EXERCISE GOAL
Answer with one number only: the number of lines that contain "name".

EXTRACTED RECORDS
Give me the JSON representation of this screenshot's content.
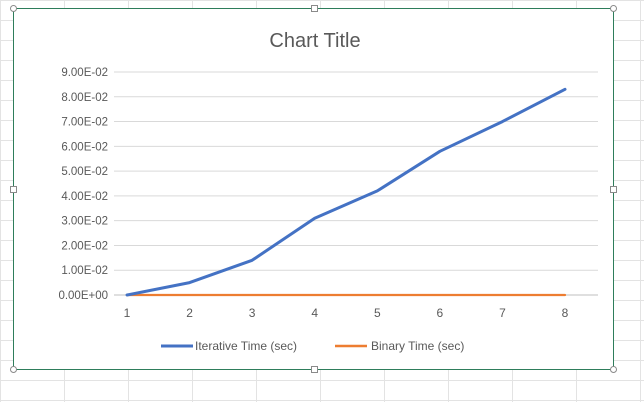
{
  "chart_data": {
    "type": "line",
    "title": "Chart Title",
    "xlabel": "",
    "ylabel": "",
    "x": [
      1,
      2,
      3,
      4,
      5,
      6,
      7,
      8
    ],
    "x_tick_labels": [
      "1",
      "2",
      "3",
      "4",
      "5",
      "6",
      "7",
      "8"
    ],
    "ylim": [
      0,
      0.09
    ],
    "y_ticks": [
      0,
      0.01,
      0.02,
      0.03,
      0.04,
      0.05,
      0.06,
      0.07,
      0.08,
      0.09
    ],
    "y_tick_labels": [
      "0.00E+00",
      "1.00E-02",
      "2.00E-02",
      "3.00E-02",
      "4.00E-02",
      "5.00E-02",
      "6.00E-02",
      "7.00E-02",
      "8.00E-02",
      "9.00E-02"
    ],
    "grid": true,
    "legend_position": "bottom",
    "series": [
      {
        "name": "Iterative Time (sec)",
        "color": "#4472c4",
        "values": [
          0.0,
          0.005,
          0.014,
          0.031,
          0.042,
          0.058,
          0.07,
          0.083
        ]
      },
      {
        "name": "Binary Time (sec)",
        "color": "#ed7d31",
        "values": [
          2e-05,
          2e-05,
          2e-05,
          2e-05,
          2e-05,
          2e-05,
          2e-05,
          2e-05
        ]
      }
    ]
  }
}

EXERCISE SOLUTION
2